Stored dataset items
────────

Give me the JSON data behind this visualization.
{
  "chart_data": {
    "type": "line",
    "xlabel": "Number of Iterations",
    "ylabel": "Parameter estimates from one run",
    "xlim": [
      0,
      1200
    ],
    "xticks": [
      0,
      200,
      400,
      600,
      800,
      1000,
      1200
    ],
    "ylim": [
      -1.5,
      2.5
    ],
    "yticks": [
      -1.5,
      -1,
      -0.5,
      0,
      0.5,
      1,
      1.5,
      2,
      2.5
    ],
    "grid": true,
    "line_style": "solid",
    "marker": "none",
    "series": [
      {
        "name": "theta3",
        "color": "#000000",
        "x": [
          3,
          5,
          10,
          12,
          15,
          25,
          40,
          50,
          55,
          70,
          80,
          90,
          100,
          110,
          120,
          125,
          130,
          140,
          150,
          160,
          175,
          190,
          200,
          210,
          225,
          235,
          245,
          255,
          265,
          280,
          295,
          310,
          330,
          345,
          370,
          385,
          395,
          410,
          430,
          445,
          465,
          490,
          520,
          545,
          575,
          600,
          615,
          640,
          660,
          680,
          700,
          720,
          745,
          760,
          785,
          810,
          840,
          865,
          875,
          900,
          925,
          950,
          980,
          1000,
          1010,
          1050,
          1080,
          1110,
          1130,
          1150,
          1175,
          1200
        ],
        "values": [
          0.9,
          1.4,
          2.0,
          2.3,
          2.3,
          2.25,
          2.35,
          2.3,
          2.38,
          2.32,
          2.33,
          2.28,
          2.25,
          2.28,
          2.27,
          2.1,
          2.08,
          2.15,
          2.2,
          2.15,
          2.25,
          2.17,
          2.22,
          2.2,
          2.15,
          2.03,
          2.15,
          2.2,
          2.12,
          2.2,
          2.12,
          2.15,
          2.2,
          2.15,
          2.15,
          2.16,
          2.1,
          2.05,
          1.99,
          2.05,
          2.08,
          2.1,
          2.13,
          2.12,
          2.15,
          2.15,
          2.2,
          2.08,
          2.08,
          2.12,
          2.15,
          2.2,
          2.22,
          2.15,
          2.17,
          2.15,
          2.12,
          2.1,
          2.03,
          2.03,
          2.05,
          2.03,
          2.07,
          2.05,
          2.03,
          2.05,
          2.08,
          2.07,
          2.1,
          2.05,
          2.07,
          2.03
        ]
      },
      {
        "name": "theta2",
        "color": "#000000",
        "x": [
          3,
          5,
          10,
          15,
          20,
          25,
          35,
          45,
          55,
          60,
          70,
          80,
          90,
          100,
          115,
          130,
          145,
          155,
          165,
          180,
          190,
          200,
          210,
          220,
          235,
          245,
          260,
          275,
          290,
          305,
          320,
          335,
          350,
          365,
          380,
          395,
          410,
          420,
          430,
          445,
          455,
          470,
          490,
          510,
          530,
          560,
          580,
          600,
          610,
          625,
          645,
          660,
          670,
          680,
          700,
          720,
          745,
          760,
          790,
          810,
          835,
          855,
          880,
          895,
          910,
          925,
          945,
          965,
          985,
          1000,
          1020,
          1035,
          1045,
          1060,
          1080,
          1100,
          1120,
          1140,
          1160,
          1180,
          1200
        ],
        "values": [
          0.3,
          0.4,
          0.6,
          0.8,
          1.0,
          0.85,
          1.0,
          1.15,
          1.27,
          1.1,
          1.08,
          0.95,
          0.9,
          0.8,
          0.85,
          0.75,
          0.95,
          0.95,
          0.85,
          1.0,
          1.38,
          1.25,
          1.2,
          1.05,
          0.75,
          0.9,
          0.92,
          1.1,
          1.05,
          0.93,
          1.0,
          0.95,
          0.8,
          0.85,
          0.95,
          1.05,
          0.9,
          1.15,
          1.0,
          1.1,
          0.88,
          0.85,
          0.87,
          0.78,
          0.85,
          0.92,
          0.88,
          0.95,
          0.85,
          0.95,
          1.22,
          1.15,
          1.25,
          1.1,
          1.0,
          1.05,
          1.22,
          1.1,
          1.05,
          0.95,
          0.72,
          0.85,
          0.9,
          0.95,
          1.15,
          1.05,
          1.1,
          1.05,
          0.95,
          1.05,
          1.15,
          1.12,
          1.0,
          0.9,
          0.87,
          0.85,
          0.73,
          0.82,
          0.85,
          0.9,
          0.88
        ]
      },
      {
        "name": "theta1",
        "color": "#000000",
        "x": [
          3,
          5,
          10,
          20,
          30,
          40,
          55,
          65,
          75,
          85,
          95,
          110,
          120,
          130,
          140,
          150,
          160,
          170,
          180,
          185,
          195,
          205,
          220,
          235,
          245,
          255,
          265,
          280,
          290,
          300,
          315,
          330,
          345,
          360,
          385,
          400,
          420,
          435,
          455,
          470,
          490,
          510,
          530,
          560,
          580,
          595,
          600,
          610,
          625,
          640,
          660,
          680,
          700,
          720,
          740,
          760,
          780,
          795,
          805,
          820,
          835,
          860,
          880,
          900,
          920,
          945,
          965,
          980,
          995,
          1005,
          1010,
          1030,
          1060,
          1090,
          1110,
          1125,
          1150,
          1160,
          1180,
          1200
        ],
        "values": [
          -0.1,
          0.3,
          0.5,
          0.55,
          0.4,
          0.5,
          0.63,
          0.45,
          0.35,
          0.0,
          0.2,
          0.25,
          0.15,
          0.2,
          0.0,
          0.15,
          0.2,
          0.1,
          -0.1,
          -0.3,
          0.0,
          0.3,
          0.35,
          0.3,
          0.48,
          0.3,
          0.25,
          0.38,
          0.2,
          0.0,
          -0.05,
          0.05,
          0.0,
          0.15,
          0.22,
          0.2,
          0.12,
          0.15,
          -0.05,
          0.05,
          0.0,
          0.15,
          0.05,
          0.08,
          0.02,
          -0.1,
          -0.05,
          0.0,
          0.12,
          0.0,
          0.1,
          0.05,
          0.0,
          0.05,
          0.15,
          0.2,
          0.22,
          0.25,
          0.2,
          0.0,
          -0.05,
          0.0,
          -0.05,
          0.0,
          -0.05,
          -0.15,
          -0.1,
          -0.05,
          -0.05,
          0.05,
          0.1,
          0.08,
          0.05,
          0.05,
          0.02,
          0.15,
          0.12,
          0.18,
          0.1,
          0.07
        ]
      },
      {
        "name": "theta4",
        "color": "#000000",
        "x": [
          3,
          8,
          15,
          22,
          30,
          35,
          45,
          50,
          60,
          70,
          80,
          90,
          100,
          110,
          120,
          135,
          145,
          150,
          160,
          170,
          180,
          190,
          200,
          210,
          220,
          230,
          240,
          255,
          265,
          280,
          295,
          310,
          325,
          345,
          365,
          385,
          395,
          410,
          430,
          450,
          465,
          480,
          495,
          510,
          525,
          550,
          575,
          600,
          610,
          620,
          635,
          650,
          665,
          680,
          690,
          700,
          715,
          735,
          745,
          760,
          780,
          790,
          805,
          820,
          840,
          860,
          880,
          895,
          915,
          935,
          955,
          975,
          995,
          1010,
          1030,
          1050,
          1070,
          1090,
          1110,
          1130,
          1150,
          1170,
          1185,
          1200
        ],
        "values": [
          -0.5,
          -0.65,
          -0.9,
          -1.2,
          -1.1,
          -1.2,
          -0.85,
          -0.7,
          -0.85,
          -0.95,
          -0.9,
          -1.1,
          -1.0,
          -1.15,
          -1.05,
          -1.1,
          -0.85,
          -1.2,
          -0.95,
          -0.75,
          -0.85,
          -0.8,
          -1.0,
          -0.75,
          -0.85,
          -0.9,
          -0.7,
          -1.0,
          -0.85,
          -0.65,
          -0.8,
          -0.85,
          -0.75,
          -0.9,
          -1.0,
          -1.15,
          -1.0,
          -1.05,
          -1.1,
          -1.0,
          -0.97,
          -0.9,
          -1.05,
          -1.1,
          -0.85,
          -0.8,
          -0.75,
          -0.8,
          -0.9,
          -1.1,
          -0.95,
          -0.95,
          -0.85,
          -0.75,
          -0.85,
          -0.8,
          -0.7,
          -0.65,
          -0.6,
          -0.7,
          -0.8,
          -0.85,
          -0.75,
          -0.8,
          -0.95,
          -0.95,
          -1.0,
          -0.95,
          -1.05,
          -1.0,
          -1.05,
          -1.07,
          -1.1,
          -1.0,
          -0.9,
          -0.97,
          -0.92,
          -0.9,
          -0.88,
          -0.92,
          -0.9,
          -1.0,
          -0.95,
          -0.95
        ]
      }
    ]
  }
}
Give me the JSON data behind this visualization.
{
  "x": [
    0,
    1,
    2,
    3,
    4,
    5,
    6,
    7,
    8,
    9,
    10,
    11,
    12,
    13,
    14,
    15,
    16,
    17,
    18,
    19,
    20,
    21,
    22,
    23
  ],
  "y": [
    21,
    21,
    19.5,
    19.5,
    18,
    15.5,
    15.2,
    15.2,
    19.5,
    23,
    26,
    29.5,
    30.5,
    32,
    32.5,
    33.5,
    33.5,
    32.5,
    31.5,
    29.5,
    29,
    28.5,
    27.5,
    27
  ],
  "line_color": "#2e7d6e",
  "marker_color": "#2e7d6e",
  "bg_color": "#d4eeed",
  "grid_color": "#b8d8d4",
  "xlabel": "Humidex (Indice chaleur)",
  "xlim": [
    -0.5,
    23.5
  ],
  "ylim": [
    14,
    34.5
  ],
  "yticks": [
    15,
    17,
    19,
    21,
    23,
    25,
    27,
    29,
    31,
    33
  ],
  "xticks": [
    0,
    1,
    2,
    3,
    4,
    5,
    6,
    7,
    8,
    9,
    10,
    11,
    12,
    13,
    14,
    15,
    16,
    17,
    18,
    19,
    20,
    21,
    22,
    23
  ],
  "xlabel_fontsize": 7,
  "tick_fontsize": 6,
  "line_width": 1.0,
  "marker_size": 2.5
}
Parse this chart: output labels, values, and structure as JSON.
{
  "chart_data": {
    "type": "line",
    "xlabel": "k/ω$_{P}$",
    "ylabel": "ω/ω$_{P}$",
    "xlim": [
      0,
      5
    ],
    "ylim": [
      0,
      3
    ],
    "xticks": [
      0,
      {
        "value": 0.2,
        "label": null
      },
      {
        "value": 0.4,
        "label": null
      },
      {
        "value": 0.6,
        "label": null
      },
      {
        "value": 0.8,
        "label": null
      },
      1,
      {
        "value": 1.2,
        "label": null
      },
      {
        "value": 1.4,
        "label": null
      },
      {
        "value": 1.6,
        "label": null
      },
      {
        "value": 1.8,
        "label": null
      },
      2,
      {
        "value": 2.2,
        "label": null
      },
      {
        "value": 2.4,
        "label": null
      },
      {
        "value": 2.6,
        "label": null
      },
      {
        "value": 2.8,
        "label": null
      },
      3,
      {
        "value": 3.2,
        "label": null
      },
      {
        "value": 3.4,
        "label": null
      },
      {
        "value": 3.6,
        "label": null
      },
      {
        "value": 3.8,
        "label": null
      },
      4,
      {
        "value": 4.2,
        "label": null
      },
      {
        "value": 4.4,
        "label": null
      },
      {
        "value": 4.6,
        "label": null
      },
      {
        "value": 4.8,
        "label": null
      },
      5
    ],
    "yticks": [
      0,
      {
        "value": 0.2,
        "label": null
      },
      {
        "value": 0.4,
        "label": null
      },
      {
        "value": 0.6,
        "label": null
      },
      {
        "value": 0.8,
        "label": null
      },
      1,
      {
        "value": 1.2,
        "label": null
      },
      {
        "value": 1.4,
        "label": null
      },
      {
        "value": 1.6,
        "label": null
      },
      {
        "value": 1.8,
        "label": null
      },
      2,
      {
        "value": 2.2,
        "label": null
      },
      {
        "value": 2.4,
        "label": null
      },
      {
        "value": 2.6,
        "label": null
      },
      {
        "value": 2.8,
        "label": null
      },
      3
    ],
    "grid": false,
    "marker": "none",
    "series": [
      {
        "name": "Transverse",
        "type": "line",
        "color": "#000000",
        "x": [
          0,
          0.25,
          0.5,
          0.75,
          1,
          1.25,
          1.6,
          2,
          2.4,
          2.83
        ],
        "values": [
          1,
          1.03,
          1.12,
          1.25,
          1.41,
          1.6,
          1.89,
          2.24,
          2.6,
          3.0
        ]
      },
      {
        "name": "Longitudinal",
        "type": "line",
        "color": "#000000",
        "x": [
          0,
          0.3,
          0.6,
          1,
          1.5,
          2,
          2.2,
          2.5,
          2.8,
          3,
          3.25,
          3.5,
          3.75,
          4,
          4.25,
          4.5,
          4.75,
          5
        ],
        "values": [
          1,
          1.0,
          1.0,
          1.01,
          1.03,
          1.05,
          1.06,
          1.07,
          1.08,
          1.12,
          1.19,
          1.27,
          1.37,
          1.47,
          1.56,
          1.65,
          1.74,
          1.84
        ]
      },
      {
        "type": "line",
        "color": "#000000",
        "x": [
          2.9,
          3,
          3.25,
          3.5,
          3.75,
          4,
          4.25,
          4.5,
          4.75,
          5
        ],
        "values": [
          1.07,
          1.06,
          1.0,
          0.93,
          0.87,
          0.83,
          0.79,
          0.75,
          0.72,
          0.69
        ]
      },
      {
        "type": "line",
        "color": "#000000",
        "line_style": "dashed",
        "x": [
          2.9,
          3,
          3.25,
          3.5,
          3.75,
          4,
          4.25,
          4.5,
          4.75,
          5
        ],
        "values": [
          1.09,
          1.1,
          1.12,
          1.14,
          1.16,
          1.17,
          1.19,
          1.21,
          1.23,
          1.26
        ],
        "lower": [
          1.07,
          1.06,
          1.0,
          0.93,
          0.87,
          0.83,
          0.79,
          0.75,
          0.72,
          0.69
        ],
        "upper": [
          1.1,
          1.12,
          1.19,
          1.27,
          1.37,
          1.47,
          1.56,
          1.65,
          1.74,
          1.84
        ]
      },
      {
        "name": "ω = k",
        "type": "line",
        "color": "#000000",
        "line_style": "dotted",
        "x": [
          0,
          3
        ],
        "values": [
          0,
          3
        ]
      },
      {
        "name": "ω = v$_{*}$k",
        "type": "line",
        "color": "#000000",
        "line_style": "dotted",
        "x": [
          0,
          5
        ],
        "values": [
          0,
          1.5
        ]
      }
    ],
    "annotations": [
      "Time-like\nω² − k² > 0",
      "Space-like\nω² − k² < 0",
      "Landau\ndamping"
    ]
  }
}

────────

EXERCISE BRIEF
Which lines of the data above contain "ylabel"? Copy each one.

FINISHED EXERCISE
    "ylabel": "Parameter estimates from one run",
    "ylabel": "ω/ω$_{P}$",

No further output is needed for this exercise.